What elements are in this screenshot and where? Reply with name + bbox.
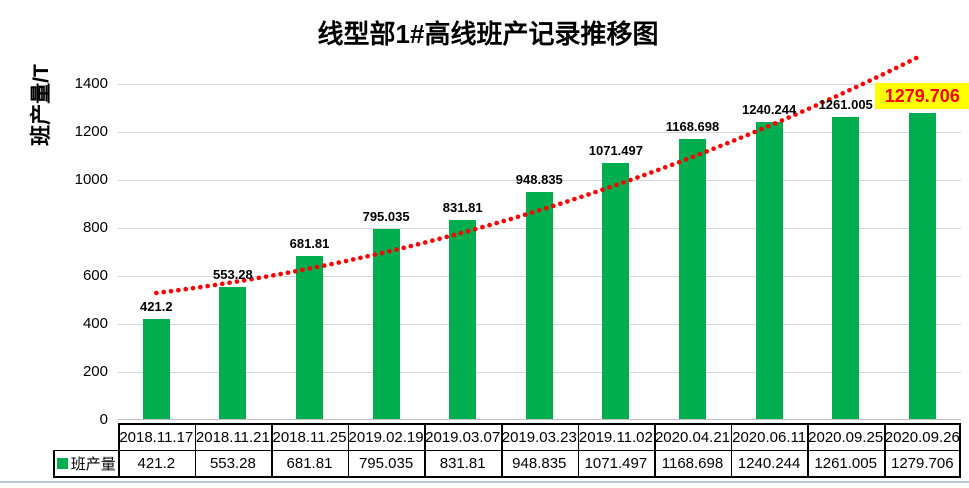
table-border <box>53 449 55 478</box>
x-axis-line <box>118 419 961 420</box>
bar-data-label: 1261.005 <box>818 97 873 113</box>
bar-data-label-highlighted: 1279.706 <box>875 82 969 109</box>
y-axis-tick-label: 1200 <box>74 122 108 140</box>
table-date-cell: 2020.06.11 <box>732 428 807 446</box>
legend-label: 班产量 <box>70 456 116 474</box>
bar-data-label: 1168.698 <box>665 119 720 135</box>
gridline <box>118 179 961 181</box>
table-value-cell: 1168.698 <box>661 455 724 473</box>
table-date-cell: 2018.11.17 <box>119 428 194 446</box>
table-date-cell: 2020.04.21 <box>654 428 731 446</box>
bar <box>908 112 936 420</box>
table-border <box>807 423 809 478</box>
table-date-cell: 2020.09.25 <box>808 428 884 446</box>
worksheet-gridline <box>0 481 969 483</box>
bar-data-label: 795.035 <box>362 208 410 224</box>
table-border <box>271 423 273 478</box>
bar <box>142 318 170 420</box>
bar-data-label: 553.28 <box>213 266 253 282</box>
bar-data-label: 421.2 <box>140 298 173 314</box>
table-value-cell: 553.28 <box>209 455 256 473</box>
y-axis-tick-label: 200 <box>82 362 108 380</box>
table-border <box>118 423 120 478</box>
table-border <box>959 423 961 478</box>
bar <box>372 228 400 420</box>
bar-data-label: 948.835 <box>515 172 563 188</box>
y-axis-tick-label: 1400 <box>74 75 108 92</box>
table-date-cell: 2019.03.23 <box>501 428 577 446</box>
table-date-cell: 2018.11.25 <box>272 428 347 446</box>
table-border <box>53 449 961 452</box>
table-value-cell: 1071.497 <box>584 455 648 473</box>
bar <box>525 192 553 420</box>
legend-swatch-icon <box>56 458 68 470</box>
table-border <box>654 423 656 478</box>
bar <box>679 139 706 420</box>
y-axis-tick-label: 1000 <box>74 170 108 188</box>
gridline <box>118 131 961 133</box>
bar-data-label: 831.81 <box>442 200 483 216</box>
table-value-cell: 795.035 <box>358 455 414 473</box>
bar <box>296 256 323 420</box>
table-border <box>884 423 886 478</box>
table-value-cell: 1261.005 <box>814 455 877 473</box>
table-border <box>347 423 350 478</box>
table-border <box>501 423 503 478</box>
table-date-cell: 2020.09.26 <box>884 428 960 446</box>
gridline <box>118 84 961 85</box>
chart-title: 线型部1#高线班产记录推移图 <box>317 19 659 49</box>
table-value-cell: 1240.244 <box>737 455 801 473</box>
y-axis-tick-label: 400 <box>82 314 108 332</box>
table-value-cell: 681.81 <box>286 455 333 473</box>
bar <box>219 286 247 420</box>
bar <box>755 122 783 420</box>
bar-data-label: 1071.497 <box>588 142 643 158</box>
table-border <box>730 423 733 478</box>
table-border <box>53 476 961 478</box>
table-date-cell: 2019.11.02 <box>578 428 653 446</box>
bar <box>832 117 860 420</box>
table-date-cell: 2019.03.07 <box>425 428 501 446</box>
table-date-cell: 2019.02.19 <box>348 428 424 446</box>
bar <box>449 220 477 420</box>
bar-data-label: 1240.244 <box>741 102 797 118</box>
bar-data-label: 681.81 <box>289 236 330 252</box>
table-value-cell: 948.835 <box>512 455 567 473</box>
y-axis-tick-label: 800 <box>82 218 108 236</box>
table-border <box>118 423 961 425</box>
table-border <box>577 423 580 478</box>
y-axis-tick-label: 600 <box>82 266 108 284</box>
legend-key: 班产量 <box>55 451 119 476</box>
table-value-cell: 831.81 <box>439 455 486 473</box>
table-border <box>424 423 426 478</box>
table-border <box>194 423 197 478</box>
table-value-cell: 1279.706 <box>891 455 954 473</box>
y-axis-tick-label: 0 <box>99 410 108 428</box>
table-date-cell: 2018.11.21 <box>195 428 270 446</box>
table-value-cell: 421.2 <box>137 455 176 473</box>
bar <box>602 162 630 420</box>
○ ○ ○
(Written request): Please give every line of the rows above as a JSON list of strings, one string per line, skipping blank lines and leaving out the pictures.

(Complete output):
[
  "What elements are in this screenshot and where? Reply with name + bbox.",
  "table-border <box>53 449 55 478</box>",
  "x-axis-line <box>118 419 961 420</box>",
  "bar-data-label: 1261.005 <box>818 97 873 113</box>",
  "bar-data-label-highlighted: 1279.706 <box>875 82 969 109</box>",
  "y-axis-tick-label: 1200 <box>74 122 108 140</box>",
  "table-date-cell: 2020.06.11 <box>732 428 807 446</box>",
  "legend-label: 班产量 <box>70 456 116 474</box>",
  "bar-data-label: 1168.698 <box>665 119 720 135</box>",
  "gridline <box>118 179 961 181</box>",
  "table-value-cell: 1168.698 <box>661 455 724 473</box>",
  "table-date-cell: 2018.11.17 <box>119 428 194 446</box>",
  "table-date-cell: 2020.04.21 <box>654 428 731 446</box>",
  "bar <box>908 112 936 420</box>",
  "table-border <box>807 423 809 478</box>",
  "table-date-cell: 2020.09.25 <box>808 428 884 446</box>",
  "worksheet-gridline <box>0 481 969 483</box>",
  "bar-data-label: 795.035 <box>362 208 410 224</box>",
  "table-border <box>271 423 273 478</box>",
  "bar <box>142 318 170 420</box>",
  "bar-data-label: 553.28 <box>213 266 253 282</box>",
  "bar-data-label: 421.2 <box>140 298 173 314</box>",
  "table-value-cell: 553.28 <box>209 455 256 473</box>",
  "y-axis-tick-label: 200 <box>82 362 108 380</box>",
  "table-border <box>118 423 120 478</box>",
  "table-border <box>959 423 961 478</box>",
  "bar <box>372 228 400 420</box>",
  "bar-data-label: 948.835 <box>515 172 563 188</box>",
  "y-axis-tick-label: 1400 <box>74 75 108 92</box>",
  "table-date-cell: 2019.03.23 <box>501 428 577 446</box>",
  "table-date-cell: 2018.11.25 <box>272 428 347 446</box>",
  "table-border <box>53 449 961 452</box>",
  "table-value-cell: 1071.497 <box>584 455 648 473</box>",
  "bar <box>525 192 553 420</box>",
  "legend-swatch-icon <box>56 458 68 470</box>",
  "table-border <box>654 423 656 478</box>",
  "bar <box>679 139 706 420</box>",
  "y-axis-tick-label: 1000 <box>74 170 108 188</box>",
  "gridline <box>118 131 961 133</box>",
  "bar-data-label: 831.81 <box>442 200 483 216</box>",
  "table-value-cell: 795.035 <box>358 455 414 473</box>",
  "bar <box>296 256 323 420</box>",
  "table-border <box>884 423 886 478</box>",
  "table-value-cell: 1261.005 <box>814 455 877 473</box>",
  "table-border <box>347 423 350 478</box>",
  "table-border <box>501 423 503 478</box>",
  "table-date-cell: 2020.09.26 <box>884 428 960 446</box>",
  "gridline <box>118 84 961 85</box>",
  "chart-title: 线型部1#高线班产记录推移图 <box>317 19 659 49</box>",
  "table-value-cell: 1240.244 <box>737 455 801 473</box>",
  "y-axis-tick-label: 400 <box>82 314 108 332</box>",
  "table-value-cell: 681.81 <box>286 455 333 473</box>",
  "bar <box>219 286 247 420</box>",
  "bar <box>755 122 783 420</box>",
  "bar-data-label: 1071.497 <box>588 142 643 158</box>",
  "table-border <box>730 423 733 478</box>",
  "table-border <box>53 476 961 478</box>",
  "table-date-cell: 2019.11.02 <box>578 428 653 446</box>",
  "bar <box>832 117 860 420</box>",
  "table-date-cell: 2019.03.07 <box>425 428 501 446</box>",
  "table-date-cell: 2019.02.19 <box>348 428 424 446</box>",
  "bar <box>449 220 477 420</box>",
  "bar-data-label: 1240.244 <box>741 102 797 118</box>",
  "bar-data-label: 681.81 <box>289 236 330 252</box>",
  "table-value-cell: 948.835 <box>512 455 567 473</box>",
  "y-axis-tick-label: 800 <box>82 218 108 236</box>",
  "table-border <box>118 423 961 425</box>",
  "table-border <box>577 423 580 478</box>",
  "y-axis-tick-label: 600 <box>82 266 108 284</box>",
  "legend-key: 班产量 <box>55 451 119 476</box>",
  "table-value-cell: 831.81 <box>439 455 486 473</box>",
  "table-border <box>424 423 426 478</box>",
  "table-border <box>194 423 197 478</box>",
  "table-value-cell: 1279.706 <box>891 455 954 473</box>",
  "y-axis-tick-label: 0 <box>99 410 108 428</box>",
  "table-date-cell: 2018.11.21 <box>195 428 270 446</box>",
  "table-value-cell: 421.2 <box>137 455 176 473</box>",
  "bar <box>602 162 630 420</box>"
]